Work to do: Please state how many lines in the records contain the string "hungry", with no words besides the number.

Saved entries:
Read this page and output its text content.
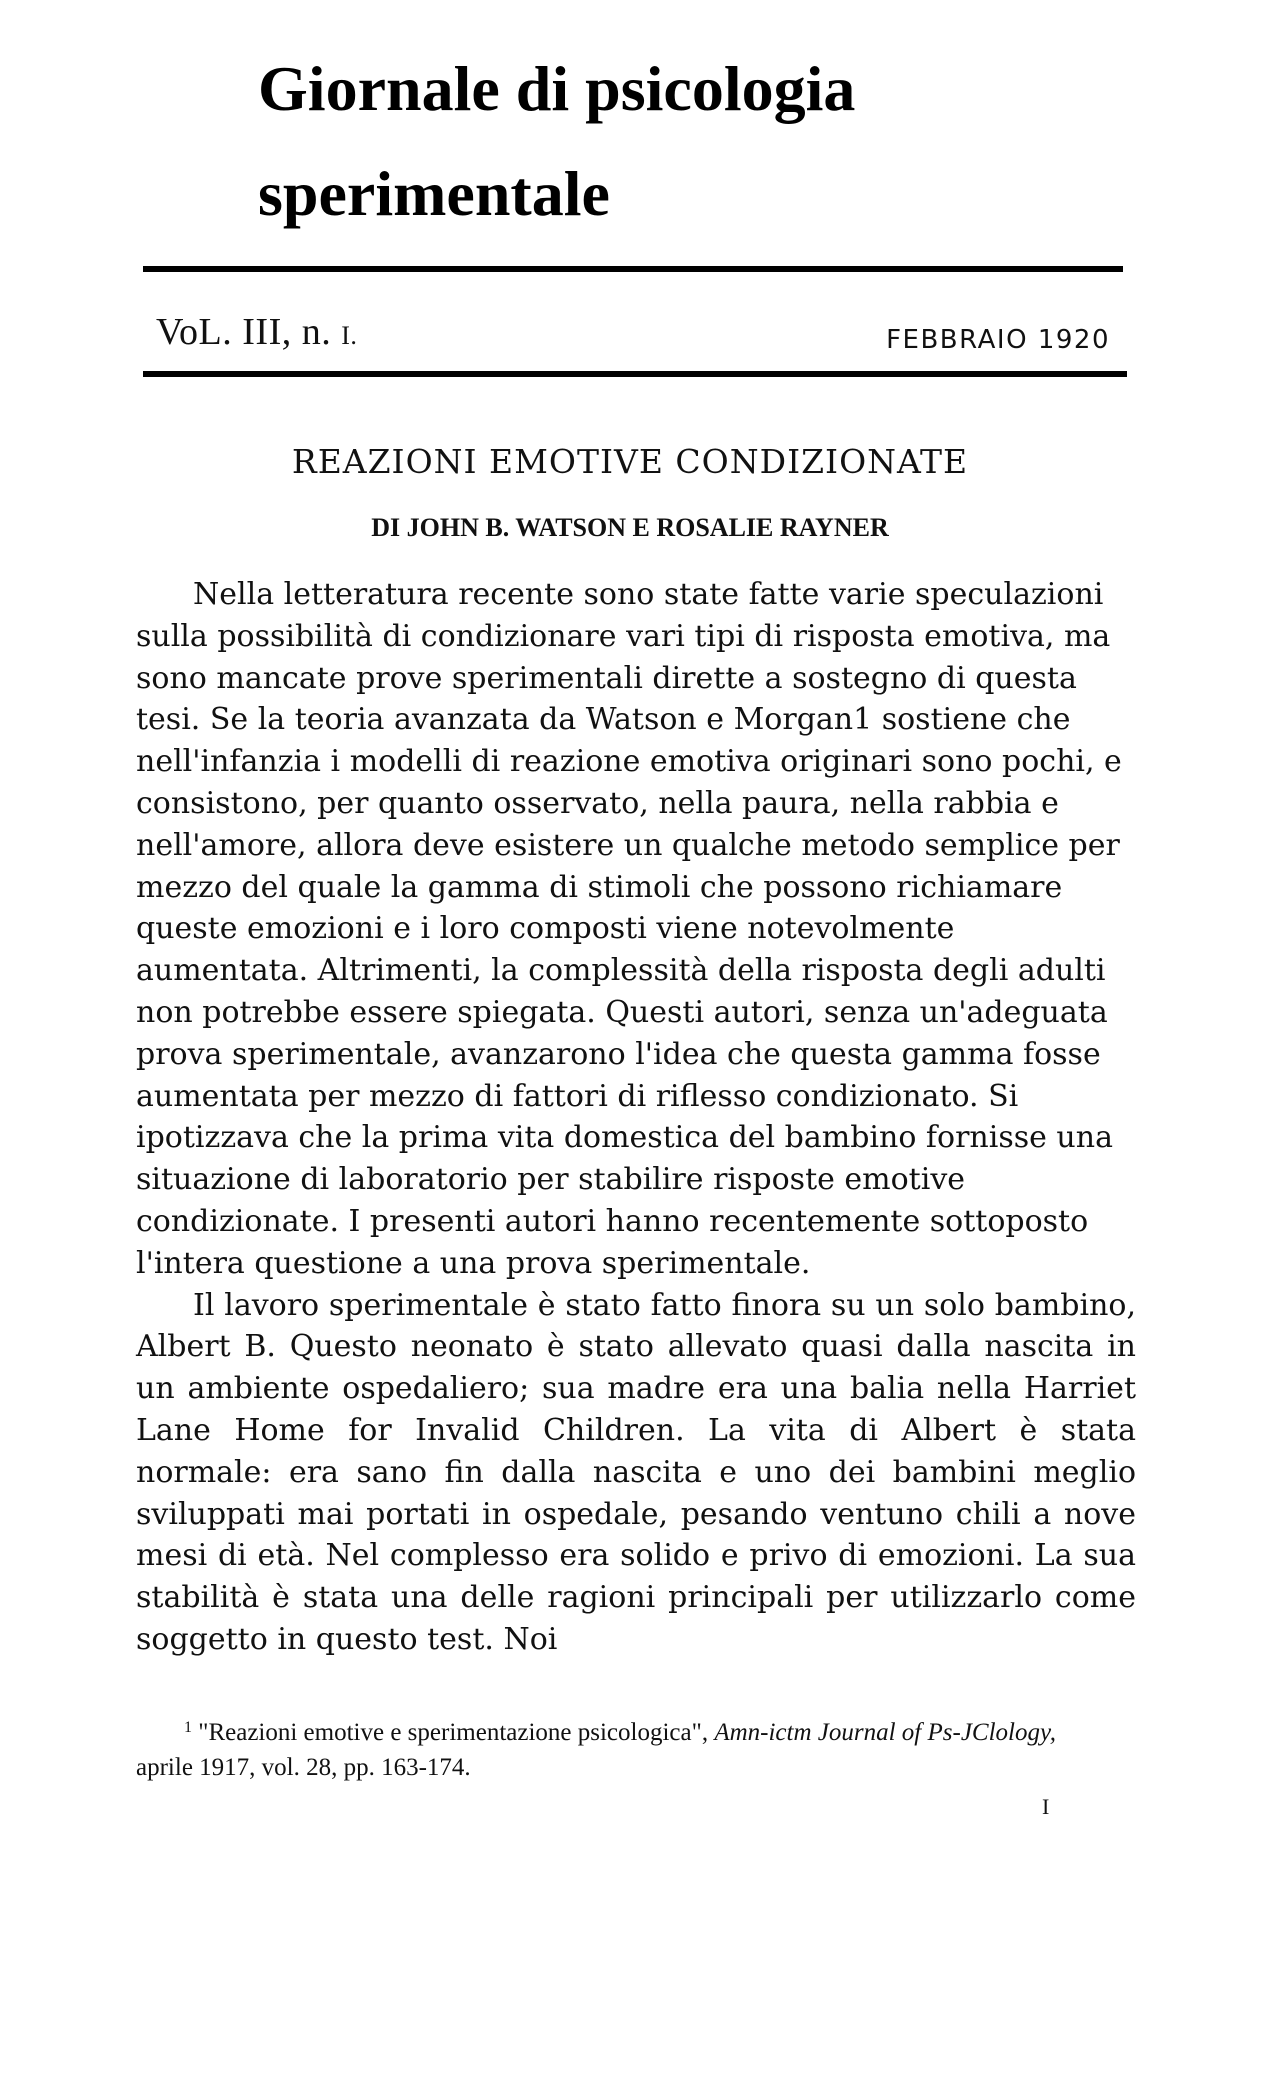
Giornale di psicologia
sperimentale
VoL. III, n. I.	FEBBRAIO 1920
REAZIONI EMOTIVE CONDIZIONATE
DI JOHN B. WATSON E ROSALIE RAYNER

Nella letteratura recente sono state fatte varie speculazioni sulla possibilità di condizionare vari tipi di risposta emotiva, ma sono mancate prove sperimentali dirette a sostegno di questa tesi. Se la teoria avanzata da Watson e Morgan1 sostiene che nell'infanzia i modelli di reazione emotiva originari sono pochi, e consistono, per quanto osservato, nella paura, nella rabbia e nell'amore, allora deve esistere un qualche metodo semplice per mezzo del quale la gamma di stimoli che possono richiamare queste emozioni e i loro composti viene notevolmente aumentata. Altrimenti, la complessità della risposta degli adulti non potrebbe essere spiegata. Questi autori, senza un'adeguata prova sperimentale, avanzarono l'idea che questa gamma fosse aumentata per mezzo di fattori di riflesso condizionato. Si ipotizzava che la prima vita domestica del bambino fornisse una situazione di laboratorio per stabilire risposte emotive condizionate. I presenti autori hanno recentemente sottoposto l'intera questione a una prova sperimentale.

Il lavoro sperimentale è stato fatto finora su un solo bambino, Albert B. Questo neonato è stato allevato quasi dalla nascita in un ambiente ospedaliero; sua madre era una balia nella Harriet Lane Home for Invalid Children. La vita di Albert è stata normale: era sano fin dalla nascita e uno dei bambini meglio sviluppati mai portati in ospedale, pesando ventuno chili a nove mesi di età. Nel complesso era solido e privo di emozioni. La sua stabilità è stata una delle ragioni principali per utilizzarlo come soggetto in questo test. Noi

$^1$ "Reazioni emotive e sperimentazione psicologica", Amn-ictm Journal of Ps-JClology, aprile 1917, vol. 28, pp. 163-174.
I
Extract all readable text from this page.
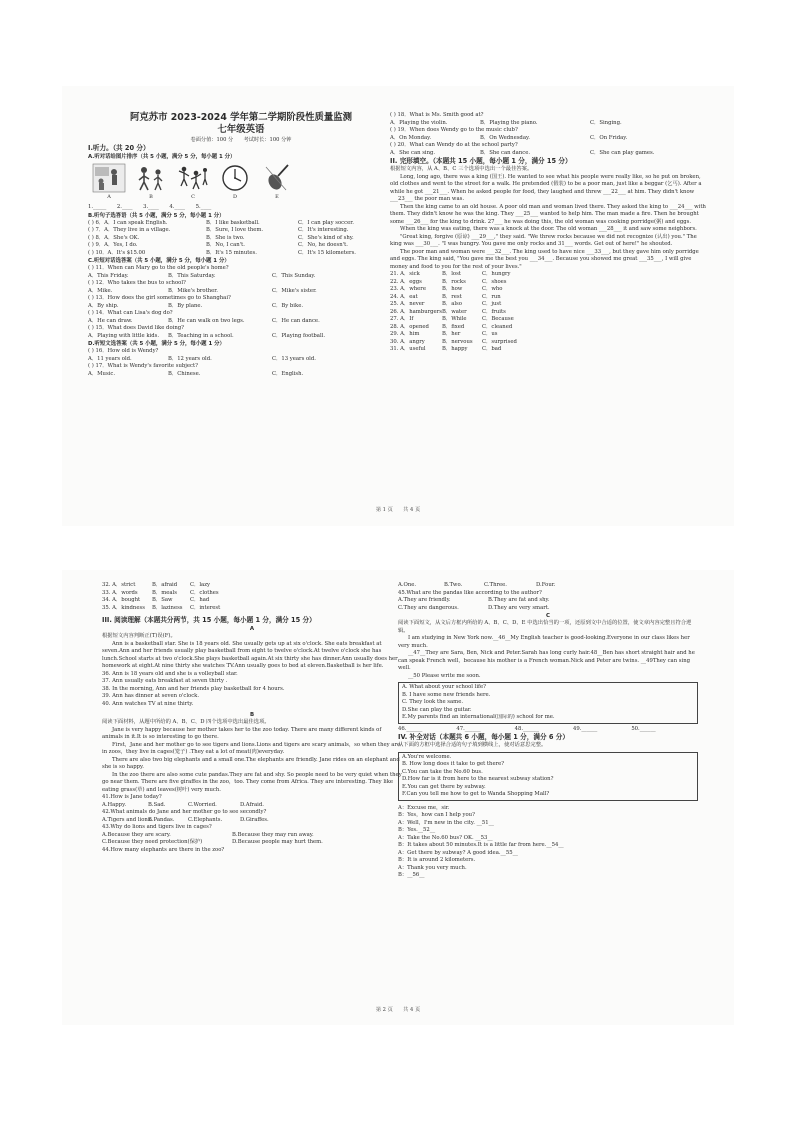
阿克苏市 2023-2024 学年第二学期阶段性质量监测
七年级英语
卷面分值：100 分　　考试时长：100 分钟
I.听力。（共 20 分）
A.听对话给图片排序（共 5 小题，满分 5 分，每小题 1 分）
A	B	C	D	E
1._____　　2.____　　3.____　　4.____　　5.____
B.听句子选答语（共 5 小题，满分 5 分，每小题 1 分）
( ) 6．A．I can speak English.	B．I like basketball.	C．I can play soccer.
( ) 7．A．They live in a village.	B．Sure, I love them.	C．It's interesting.
( ) 8．A．She's OK.	B．She is two.	C．She's kind of shy.
( ) 9．A．Yes, I do.	B．No, I can't.	C．No, he doesn't.
( ) 10．A．It's $15.00	B．It's 15 minutes.	C．It's 15 kilometers.
C.听短对话选答案（共 5 小题，满分 5 分，每小题 1 分）
( ) 11．When can Mary go to the old people's home?
A．This Friday.	B．This Saturday.	C．This Sunday.
( ) 12．Who takes the bus to school?
A．Mike.	B．Mike's brother.	C．Mike's sister.
( ) 13．How does the girl sometimes go to Shanghai?
A．By ship.	B．By plane.	C．By bike.
( ) 14．What can Lisa's dog do?
A．He can draw.	B．He can walk on two legs.	C．He can dance.
( ) 15．What does David like doing?
A．Playing with little kids.	B．Teaching in a school.	C．Playing football.
D.听短文选答案（共 5 小题，满分 5 分，每小题 1 分）
( ) 16．How old is Wendy?
A．11 years old.	B．12 years old.	C．13 years old.
( ) 17．What is Wendy's favorite subject?
A．Music.	B．Chinese.	C．English.
( ) 18．What is Ms. Smith good at?
A．Playing the violin.	B．Playing the piano.	C．Singing.
( ) 19．When does Wendy go to the music club?
A．On Monday.	B．On Wednesday.	C．On Friday.
( ) 20．What can Wendy do at the school party?
A．She can sing.	B．She can dance.	C．She can play games.
II. 完形填空。（本题共 15 小题，每小题 1 分，满分 15 分）
根据短文内容，从 A、B、C 三个选项中选出一个最佳答案。
Long, long ago, there was a king (国王). He wanted to see what his people were really like, so he put on broken, old clothes and went to the street for a walk. He pretended (假装) to be a poor man, just like a beggar (乞丐). After a while he got ___21___. When he asked people for food, they laughed and threw ___22___ at him. They didn't know ___23___ the poor man was.
Then the king came to an old house. A poor old man and woman lived there. They asked the king to ___24___ with them. They didn't know he was the king. They ___25___ wanted to help him. The man made a fire. Then he brought some ___26___ for the king to drink. 27___ he was doing this, the old woman was cooking porridge(粥) and eggs.
When the king was eating, there was a knock at the door. The old woman ___28___ it and saw some neighbors.
"Great king, forgive (原谅) ___29___," they said. "We threw rocks because we did not recognize (认出) you." The king was ___30___. "I was hungry. You gave me only rocks and 31___ words. Get out of here!" he shouted.
The poor man and woman were ___32___. The king used to have nice ___33___, but they gave him only porridge and eggs. The king said, "You gave me the best you ___34___. Because you showed me great ___35___, I will give money and food to you for the rest of your lives."
21. A．sick	B．lost	C．hungry
22. A．eggs	B．rocks	C．shoes
23. A．where	B．how	C．who
24. A．eat	B．rest	C．run
25. A．never	B．also	C．just
26. A．hamburgers B．water	C．fruits
27. A．If	B．While	C．Because
28. A．opened	B．fixed	C．cleaned
29. A．him	B．her	C．us
30. A．angry	B．nervous	C．surprised
31. A．useful	B．happy	C．bad
第 1 页　　共 4 页
32. A．strict	B．afraid	C．lazy
33. A．words	B．meals	C．clothes
34. A．bought	B．Saw	C．had
35. A．kindness	B．laziness	C．interest
III. 阅读理解（本题共分两节，共 15 小题，每小题 1 分，满分 15 分）
A
根据短文内容判断正(T)误(F)。
Ann is a basketball star. She is 18 years old. She usually gets up at six o'clock. She eats breakfast at seven.Ann and her friends usually play basketball from eight to twelve o'clock.At twelve o'clock she has lunch.School starts at two o'clock.She plays basketball again.At six thirty she has dinner.Ann usually does her homework at eight.At nine thirty she watches TV.Ann usually goes to bed at eleven.Basketball is her life.
36. Ann is 18 years old and she is a volleyball star.
37. Ann usually eats breakfast at seven thirty .
38. In the morning, Ann and her friends play basketball for 4 hours.
39. Ann has dinner at seven o'clock.
40. Ann watches TV at nine thirty.
B
阅读下面材料，从题中所给的 A、B、C、D 四个选项中选出最佳选项。
Jane is very happy because her mother takes her to the zoo today. There are many different kinds of animals in it.It is so interesting to go there.
First，Jane and her mother go to see tigers and lions.Lions and tigers are scary animals，so when they are in zoos，they live in cages(笼子) .They eat a lot of meat(肉)everyday.
There are also two big elephants and a small one.The elephants are friendly. Jane rides on an elephant and she is so happy.
In the zoo there are also some cute pandas.They are fat and shy. So people need to be very quiet when they go near them. There are five giraffes in the zoo，too. They come from Africa. They are interesting. They like eating grass(草) and leaves(树叶) very much.
41.How is Jane today?
A.Happy.	B.Sad.	C.Worried.	D.Afraid.
42.What animals do Jane and her mother go to see secondly?
A.Tigers and lions.
B.Pandas.	C.Elephants.	D.Giraffes.
43.Why do lions and tigers live in cages?
A.Because they are scary.	B.Because they may run away.
C.Because they need protection(保护)	D.Because people may hurt them.
44.How many elephants are there in the zoo?
A.One.	B.Two.	C.Three.	D.Four.
45.What are the pandas like according to the author?
A.They are friendly.	B.They are fat and shy.
C.They are dangerous.	D.They are very smart.
C
阅读下面短文，从文后方框内所给的 A、B、C、D、E 中选出恰当的一项，还原到文中合适的位置，使文章内容完整且符合逻辑。
I am studying in New York now.__46__My English teacher is good-looking.Everyone in our class likes her very much.
__47__They are Sara, Ben, Nick and Peter.Sarah has long curly hair.48__Ben has short straight hair and he can speak French well，because his mother is a French woman.Nick and Peter are twins. __49They can sing well.
__50 Please write me soon.
A. What about your school life?
B. I have some new friends here.
C. They look the same.
D.She can play the guitar.
E.My parents find an international(国际的) school for me.
46.______	47.______	48.______	49.______	50.______
IV. 补全对话（本题共 6 小题，每小题 1 分，满分 6 分）
从下面的方框中选择合适的句子填到横线上，使对话意思完整。
A.You're welcome.
B. How long does it take to get there?
C.You can take the No.60 bus.
D.How far is it from here to the nearest subway station?
E.You can get there by subway.
F.Can you tell me how to get to Wanda Shopping Mall?
A：Excuse me，sir.
B：Yes，how can I help you?
A：Well，I'm new in the city. __51__
B：Yes.__52__
A：Take the No.60 bus? OK. __53__
B：It takes about 50 minutes.It is a little far from here.__54__
A：Get there by subway? A good idea.__55__
B：It is around 2 kilometers.
A：Thank you very much.
B：__56__
第 2 页　　共 4 页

Response below: 2